Work to do
The records are to be restated in their entirety, word for word.

** BEGIN Information shown **

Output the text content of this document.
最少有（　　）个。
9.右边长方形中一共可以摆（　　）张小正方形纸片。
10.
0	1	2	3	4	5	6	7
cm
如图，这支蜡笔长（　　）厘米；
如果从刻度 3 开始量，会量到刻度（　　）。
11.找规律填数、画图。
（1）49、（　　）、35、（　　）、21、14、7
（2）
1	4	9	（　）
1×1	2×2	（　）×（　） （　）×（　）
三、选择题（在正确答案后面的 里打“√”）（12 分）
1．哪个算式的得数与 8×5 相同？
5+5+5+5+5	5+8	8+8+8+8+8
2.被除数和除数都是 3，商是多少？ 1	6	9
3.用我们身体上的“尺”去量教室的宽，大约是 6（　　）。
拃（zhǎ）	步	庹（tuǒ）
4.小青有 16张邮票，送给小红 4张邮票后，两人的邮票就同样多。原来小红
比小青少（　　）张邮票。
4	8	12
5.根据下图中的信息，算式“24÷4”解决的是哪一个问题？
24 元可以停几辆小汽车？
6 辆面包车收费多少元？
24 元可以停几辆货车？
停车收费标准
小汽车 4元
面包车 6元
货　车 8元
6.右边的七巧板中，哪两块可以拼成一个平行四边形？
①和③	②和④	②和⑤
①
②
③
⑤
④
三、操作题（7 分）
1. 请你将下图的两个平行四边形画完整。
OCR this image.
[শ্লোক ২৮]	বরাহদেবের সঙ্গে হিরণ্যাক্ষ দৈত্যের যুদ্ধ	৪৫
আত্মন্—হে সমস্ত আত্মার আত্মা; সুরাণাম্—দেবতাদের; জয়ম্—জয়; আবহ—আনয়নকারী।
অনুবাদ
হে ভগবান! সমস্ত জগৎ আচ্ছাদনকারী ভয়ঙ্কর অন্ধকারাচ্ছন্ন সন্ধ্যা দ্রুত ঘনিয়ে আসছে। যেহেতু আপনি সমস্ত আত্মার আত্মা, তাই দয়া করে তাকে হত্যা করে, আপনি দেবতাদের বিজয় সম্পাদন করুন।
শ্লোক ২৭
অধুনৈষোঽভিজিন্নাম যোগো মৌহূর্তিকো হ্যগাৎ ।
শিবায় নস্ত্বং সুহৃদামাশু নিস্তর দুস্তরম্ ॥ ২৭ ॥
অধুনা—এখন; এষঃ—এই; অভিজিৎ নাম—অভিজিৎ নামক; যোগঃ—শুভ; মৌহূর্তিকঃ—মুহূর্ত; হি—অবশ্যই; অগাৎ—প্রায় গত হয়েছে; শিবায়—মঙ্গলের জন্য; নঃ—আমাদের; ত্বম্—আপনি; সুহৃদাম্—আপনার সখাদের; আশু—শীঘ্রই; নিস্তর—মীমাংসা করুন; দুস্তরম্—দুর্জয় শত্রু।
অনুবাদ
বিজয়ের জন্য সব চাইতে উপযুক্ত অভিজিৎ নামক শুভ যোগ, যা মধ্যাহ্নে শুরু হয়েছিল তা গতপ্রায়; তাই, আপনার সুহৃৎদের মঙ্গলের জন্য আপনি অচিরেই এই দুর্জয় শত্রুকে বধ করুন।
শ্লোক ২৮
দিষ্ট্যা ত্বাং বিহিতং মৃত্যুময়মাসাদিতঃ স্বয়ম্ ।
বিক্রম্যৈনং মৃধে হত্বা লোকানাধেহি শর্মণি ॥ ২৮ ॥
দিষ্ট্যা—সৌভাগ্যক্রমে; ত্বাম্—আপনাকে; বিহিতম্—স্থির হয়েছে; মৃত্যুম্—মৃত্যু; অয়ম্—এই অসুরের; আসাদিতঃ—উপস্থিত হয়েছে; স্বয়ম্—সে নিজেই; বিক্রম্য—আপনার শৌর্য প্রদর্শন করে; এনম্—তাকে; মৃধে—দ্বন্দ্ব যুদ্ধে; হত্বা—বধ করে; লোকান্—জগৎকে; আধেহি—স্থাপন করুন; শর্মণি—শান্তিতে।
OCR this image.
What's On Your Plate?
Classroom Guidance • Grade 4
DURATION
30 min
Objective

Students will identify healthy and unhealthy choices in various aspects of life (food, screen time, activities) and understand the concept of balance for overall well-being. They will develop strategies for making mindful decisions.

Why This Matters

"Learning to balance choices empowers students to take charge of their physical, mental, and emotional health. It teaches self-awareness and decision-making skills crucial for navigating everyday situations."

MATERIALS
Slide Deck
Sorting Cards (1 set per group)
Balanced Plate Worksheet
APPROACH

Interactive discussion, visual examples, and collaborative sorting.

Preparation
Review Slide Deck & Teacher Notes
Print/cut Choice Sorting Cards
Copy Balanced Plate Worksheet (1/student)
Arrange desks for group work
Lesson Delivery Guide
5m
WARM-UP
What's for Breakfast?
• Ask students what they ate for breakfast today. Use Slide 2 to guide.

** END Information shown **

Response
Output the text content of this document.
最少有（　　）个。
9.右边长方形中一共可以摆（　　）张小正方形纸片。
10.
0	1	2	3	4	5	6	7
cm
如图，这支蜡笔长（　　）厘米；
如果从刻度 3 开始量，会量到刻度（　　）。
11.找规律填数、画图。
（1）49、（　　）、35、（　　）、21、14、7
（2）
1	4	9	（　）
1×1	2×2	（　）×（　） （　）×（　）
三、选择题（在正确答案后面的 里打“√”）（12 分）
1．哪个算式的得数与 8×5 相同？
5+5+5+5+5	5+8	8+8+8+8+8
2.被除数和除数都是 3，商是多少？ 1	6	9
3.用我们身体上的“尺”去量教室的宽，大约是 6（　　）。
拃（zhǎ）	步	庹（tuǒ）
4.小青有 16张邮票，送给小红 4张邮票后，两人的邮票就同样多。原来小红
比小青少（　　）张邮票。
4	8	12
5.根据下图中的信息，算式“24÷4”解决的是哪一个问题？
24 元可以停几辆小汽车？
6 辆面包车收费多少元？
24 元可以停几辆货车？
停车收费标准
小汽车 4元
面包车 6元
货　车 8元
6.右边的七巧板中，哪两块可以拼成一个平行四边形？
①和③	②和④	②和⑤
①
②
③
⑤
④
三、操作题（7 分）
1. 请你将下图的两个平行四边形画完整。
OCR this image.
[শ্লোক ২৮]	বরাহদেবের সঙ্গে হিরণ্যাক্ষ দৈত্যের যুদ্ধ	৪৫
আত্মন্—হে সমস্ত আত্মার আত্মা; সুরাণাম্—দেবতাদের; জয়ম্—জয়; আবহ—আনয়নকারী।
অনুবাদ
হে ভগবান! সমস্ত জগৎ আচ্ছাদনকারী ভয়ঙ্কর অন্ধকারাচ্ছন্ন সন্ধ্যা দ্রুত ঘনিয়ে আসছে। যেহেতু আপনি সমস্ত আত্মার আত্মা, তাই দয়া করে তাকে হত্যা করে, আপনি দেবতাদের বিজয় সম্পাদন করুন।
শ্লোক ২৭
অধুনৈষোঽভিজিন্নাম যোগো মৌহূর্তিকো হ্যগাৎ ।
শিবায় নস্ত্বং সুহৃদামাশু নিস্তর দুস্তরম্ ॥ ২৭ ॥
অধুনা—এখন; এষঃ—এই; অভিজিৎ নাম—অভিজিৎ নামক; যোগঃ—শুভ; মৌহূর্তিকঃ—মুহূর্ত; হি—অবশ্যই; অগাৎ—প্রায় গত হয়েছে; শিবায়—মঙ্গলের জন্য; নঃ—আমাদের; ত্বম্—আপনি; সুহৃদাম্—আপনার সখাদের; আশু—শীঘ্রই; নিস্তর—মীমাংসা করুন; দুস্তরম্—দুর্জয় শত্রু।
অনুবাদ
বিজয়ের জন্য সব চাইতে উপযুক্ত অভিজিৎ নামক শুভ যোগ, যা মধ্যাহ্নে শুরু হয়েছিল তা গতপ্রায়; তাই, আপনার সুহৃৎদের মঙ্গলের জন্য আপনি অচিরেই এই দুর্জয় শত্রুকে বধ করুন।
শ্লোক ২৮
দিষ্ট্যা ত্বাং বিহিতং মৃত্যুময়মাসাদিতঃ স্বয়ম্ ।
বিক্রম্যৈনং মৃধে হত্বা লোকানাধেহি শর্মণি ॥ ২৮ ॥
দিষ্ট্যা—সৌভাগ্যক্রমে; ত্বাম্—আপনাকে; বিহিতম্—স্থির হয়েছে; মৃত্যুম্—মৃত্যু; অয়ম্—এই অসুরের; আসাদিতঃ—উপস্থিত হয়েছে; স্বয়ম্—সে নিজেই; বিক্রম্য—আপনার শৌর্য প্রদর্শন করে; এনম্—তাকে; মৃধে—দ্বন্দ্ব যুদ্ধে; হত্বা—বধ করে; লোকান্—জগৎকে; আধেহি—স্থাপন করুন; শর্মণি—শান্তিতে।
OCR this image.
What's On Your Plate?
Classroom Guidance • Grade 4
DURATION
30 min
Objective

Students will identify healthy and unhealthy choices in various aspects of life (food, screen time, activities) and understand the concept of balance for overall well-being. They will develop strategies for making mindful decisions.

Why This Matters

"Learning to balance choices empowers students to take charge of their physical, mental, and emotional health. It teaches self-awareness and decision-making skills crucial for navigating everyday situations."

MATERIALS
Slide Deck
Sorting Cards (1 set per group)
Balanced Plate Worksheet
APPROACH

Interactive discussion, visual examples, and collaborative sorting.

Preparation
Review Slide Deck & Teacher Notes
Print/cut Choice Sorting Cards
Copy Balanced Plate Worksheet (1/student)
Arrange desks for group work
Lesson Delivery Guide
5m
WARM-UP
What's for Breakfast?
• Ask students what they ate for breakfast today. Use Slide 2 to guide.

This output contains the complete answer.